# Problem statement:
Would it be possible to write out each entry below exactly, without the pictures?
.....
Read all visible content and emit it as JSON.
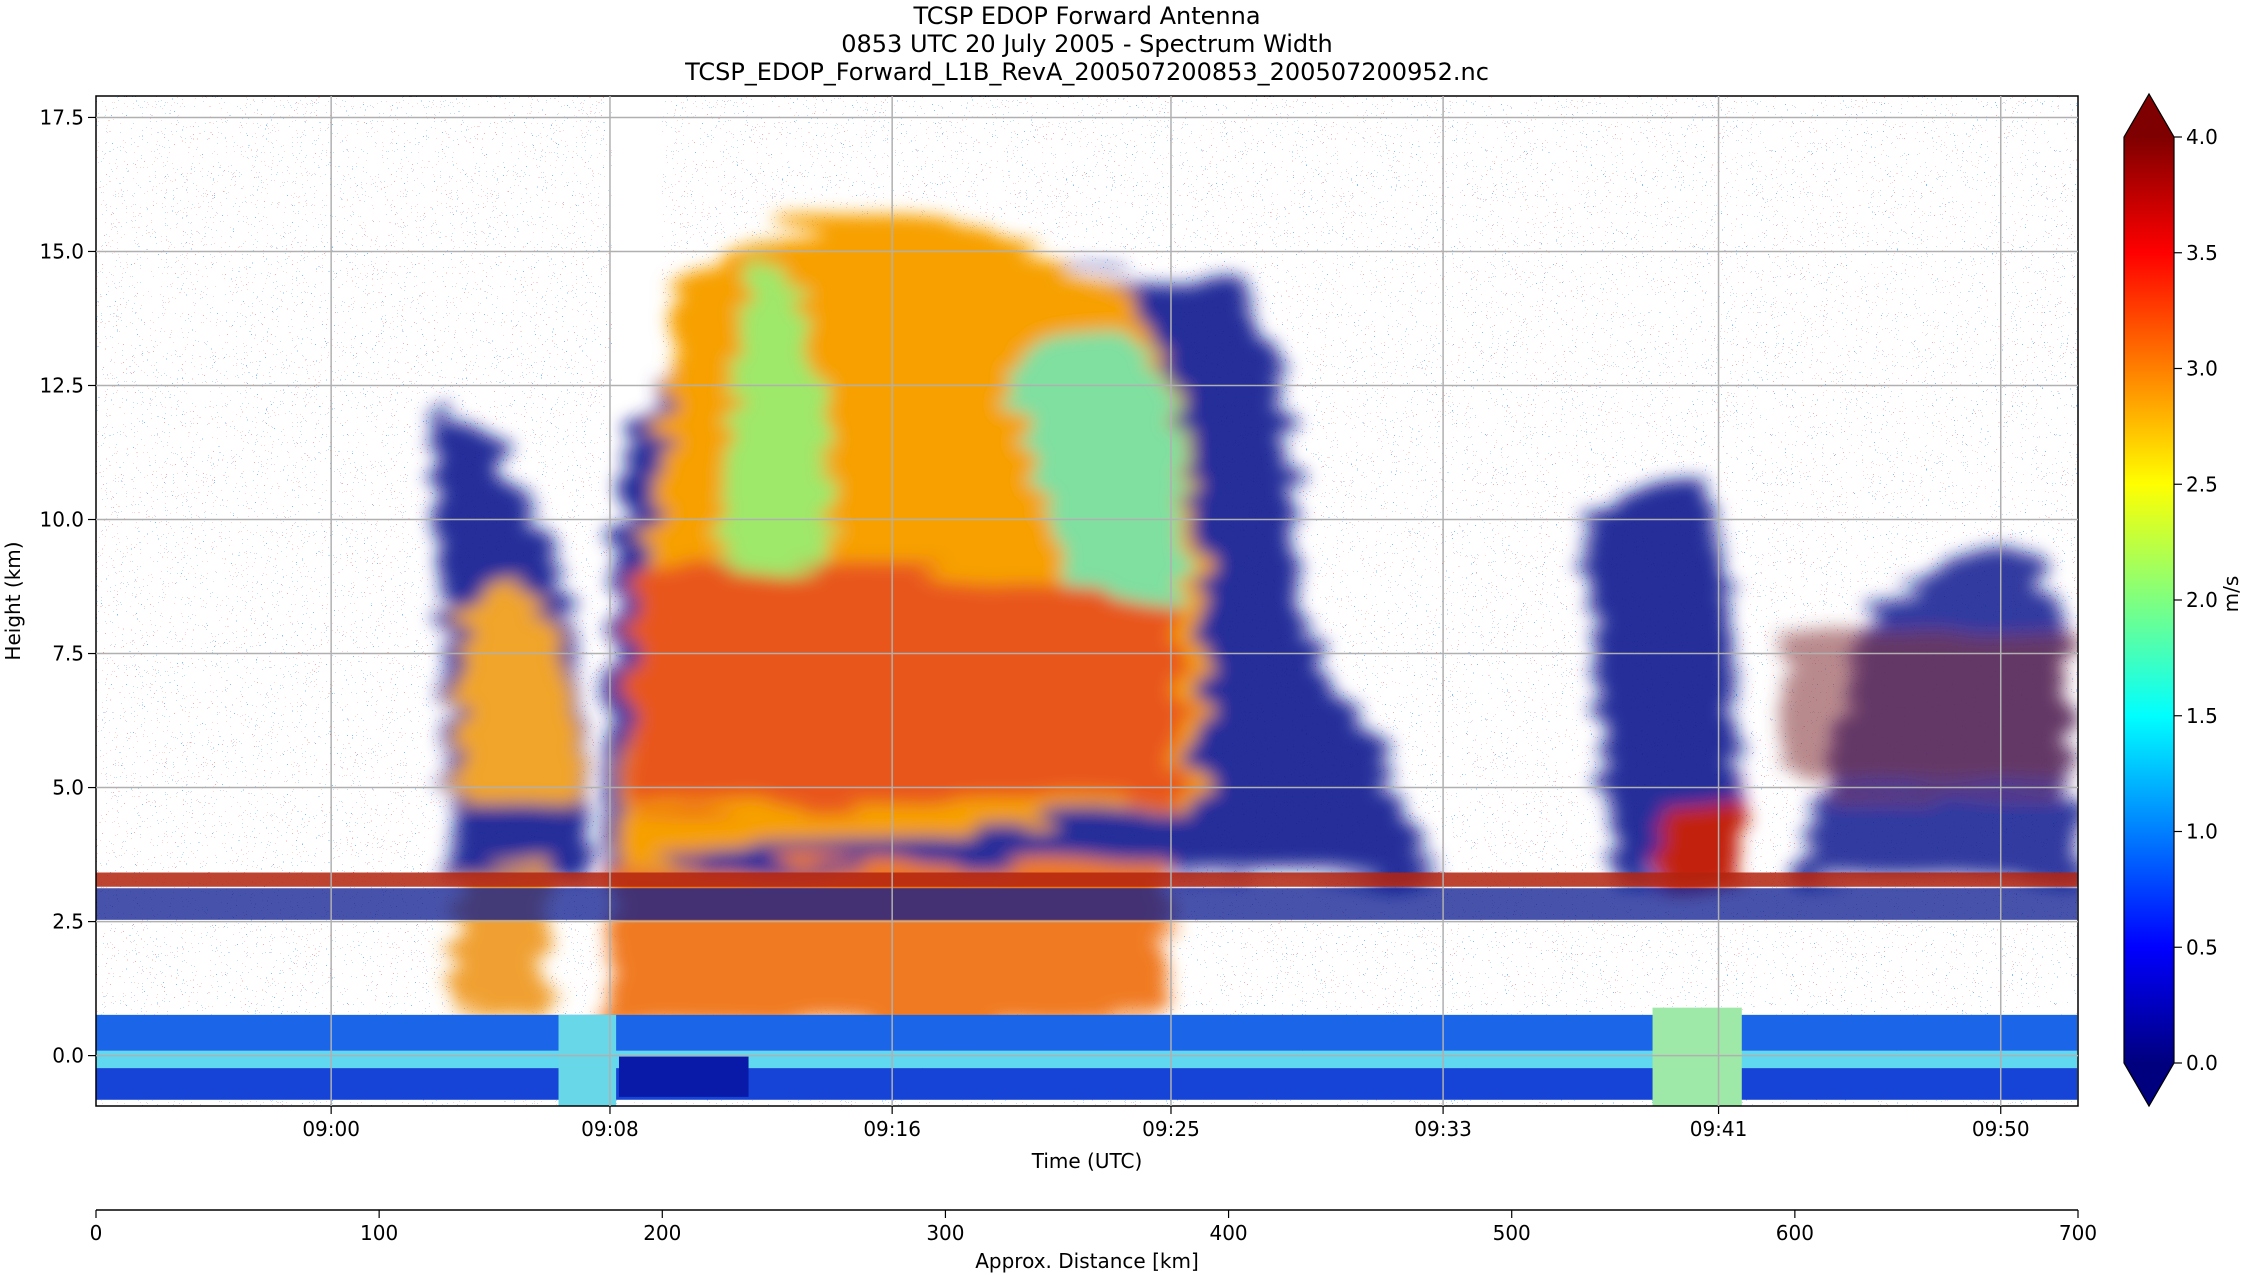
{
  "chart_data": {
    "type": "curtain",
    "title": "TCSP EDOP Forward Antenna",
    "subtitle": "0853 UTC 20 July 2005 - Spectrum Width",
    "file_name": "TCSP_EDOP_Forward_L1B_RevA_200507200853_200507200952.nc",
    "xlabel": "Time (UTC)",
    "ylabel": "Height (km)",
    "xlim": [
      533,
      592
    ],
    "xticks": [
      {
        "value": 540,
        "label": "09:00"
      },
      {
        "value": 548.3,
        "label": "09:08"
      },
      {
        "value": 556.7,
        "label": "09:16"
      },
      {
        "value": 565,
        "label": "09:25"
      },
      {
        "value": 573.1,
        "label": "09:33"
      },
      {
        "value": 581.3,
        "label": "09:41"
      },
      {
        "value": 589.7,
        "label": "09:50"
      }
    ],
    "ylim": [
      -0.94,
      17.9
    ],
    "yticks": [
      {
        "value": 0,
        "label": "0.0"
      },
      2.5,
      {
        "value": 5,
        "label": "5.0"
      },
      7.5,
      {
        "value": 10,
        "label": "10.0"
      },
      12.5,
      {
        "value": 15,
        "label": "15.0"
      },
      17.5
    ],
    "grid": true,
    "x2label": "Approx. Distance [km]",
    "x2lim": [
      0,
      700
    ],
    "x2ticks": [
      0,
      100,
      200,
      300,
      400,
      500,
      600,
      700
    ],
    "colorbar": {
      "label": "m/s",
      "lim": [
        0,
        4
      ],
      "ticks": [
        {
          "value": 0,
          "label": "0.0"
        },
        0.5,
        {
          "value": 1,
          "label": "1.0"
        },
        1.5,
        {
          "value": 2,
          "label": "2.0"
        },
        2.5,
        {
          "value": 3,
          "label": "3.0"
        },
        3.5,
        {
          "value": 4,
          "label": "4.0"
        }
      ],
      "colors": [
        "#00007f",
        "#0000ff",
        "#007fff",
        "#00ffff",
        "#7fff7f",
        "#ffff00",
        "#ff7f00",
        "#ff0000",
        "#7f0000"
      ],
      "extend": "both"
    }
  }
}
.....
# Reply:
Read all visible content and emit it as JSON.
{
  "chart_data": {
    "type": "curtain",
    "title": "TCSP EDOP Forward Antenna",
    "subtitle": "0853 UTC 20 July 2005 - Spectrum Width",
    "file_name": "TCSP_EDOP_Forward_L1B_RevA_200507200853_200507200952.nc",
    "xlabel": "Time (UTC)",
    "ylabel": "Height (km)",
    "xlim": [
      533,
      592
    ],
    "xticks": [
      {
        "value": 540,
        "label": "09:00"
      },
      {
        "value": 548.3,
        "label": "09:08"
      },
      {
        "value": 556.7,
        "label": "09:16"
      },
      {
        "value": 565,
        "label": "09:25"
      },
      {
        "value": 573.1,
        "label": "09:33"
      },
      {
        "value": 581.3,
        "label": "09:41"
      },
      {
        "value": 589.7,
        "label": "09:50"
      }
    ],
    "ylim": [
      -0.94,
      17.9
    ],
    "yticks": [
      {
        "value": 0,
        "label": "0.0"
      },
      2.5,
      {
        "value": 5,
        "label": "5.0"
      },
      7.5,
      {
        "value": 10,
        "label": "10.0"
      },
      12.5,
      {
        "value": 15,
        "label": "15.0"
      },
      17.5
    ],
    "grid": true,
    "x2label": "Approx. Distance [km]",
    "x2lim": [
      0,
      700
    ],
    "x2ticks": [
      0,
      100,
      200,
      300,
      400,
      500,
      600,
      700
    ],
    "colorbar": {
      "label": "m/s",
      "lim": [
        0,
        4
      ],
      "ticks": [
        {
          "value": 0,
          "label": "0.0"
        },
        0.5,
        {
          "value": 1,
          "label": "1.0"
        },
        1.5,
        {
          "value": 2,
          "label": "2.0"
        },
        2.5,
        {
          "value": 3,
          "label": "3.0"
        },
        3.5,
        {
          "value": 4,
          "label": "4.0"
        }
      ],
      "colors": [
        "#00007f",
        "#0000ff",
        "#007fff",
        "#00ffff",
        "#7fff7f",
        "#ffff00",
        "#ff7f00",
        "#ff0000",
        "#7f0000"
      ],
      "extend": "both"
    }
  }
}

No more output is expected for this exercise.